[Dataset excerpt]
--- Start ---

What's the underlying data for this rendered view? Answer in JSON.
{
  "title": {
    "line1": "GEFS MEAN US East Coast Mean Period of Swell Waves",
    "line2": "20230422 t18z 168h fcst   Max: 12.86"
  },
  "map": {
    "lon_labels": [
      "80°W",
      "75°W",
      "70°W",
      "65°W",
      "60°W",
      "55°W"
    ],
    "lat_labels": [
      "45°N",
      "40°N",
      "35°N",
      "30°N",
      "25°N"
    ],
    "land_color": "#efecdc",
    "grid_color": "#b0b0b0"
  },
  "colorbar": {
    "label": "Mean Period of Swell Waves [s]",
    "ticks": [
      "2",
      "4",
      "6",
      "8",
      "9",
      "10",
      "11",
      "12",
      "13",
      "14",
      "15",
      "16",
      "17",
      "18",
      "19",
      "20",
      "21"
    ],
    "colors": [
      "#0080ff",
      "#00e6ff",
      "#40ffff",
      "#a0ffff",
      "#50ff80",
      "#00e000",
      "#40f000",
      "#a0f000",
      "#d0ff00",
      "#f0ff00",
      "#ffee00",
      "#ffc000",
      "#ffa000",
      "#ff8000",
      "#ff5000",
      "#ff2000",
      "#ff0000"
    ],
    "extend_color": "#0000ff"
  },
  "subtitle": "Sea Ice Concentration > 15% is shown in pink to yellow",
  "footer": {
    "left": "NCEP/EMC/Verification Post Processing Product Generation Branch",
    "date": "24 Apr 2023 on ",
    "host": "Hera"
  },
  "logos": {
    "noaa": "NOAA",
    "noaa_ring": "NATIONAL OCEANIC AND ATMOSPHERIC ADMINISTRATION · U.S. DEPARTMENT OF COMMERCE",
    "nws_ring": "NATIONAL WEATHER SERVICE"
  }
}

--- End ---

* _OBJECTIVE_: State the number of lines in the preceding entries that include the word "NATIONAL". Provide nothing else.

* _PROBLEM SOLUTION_: 2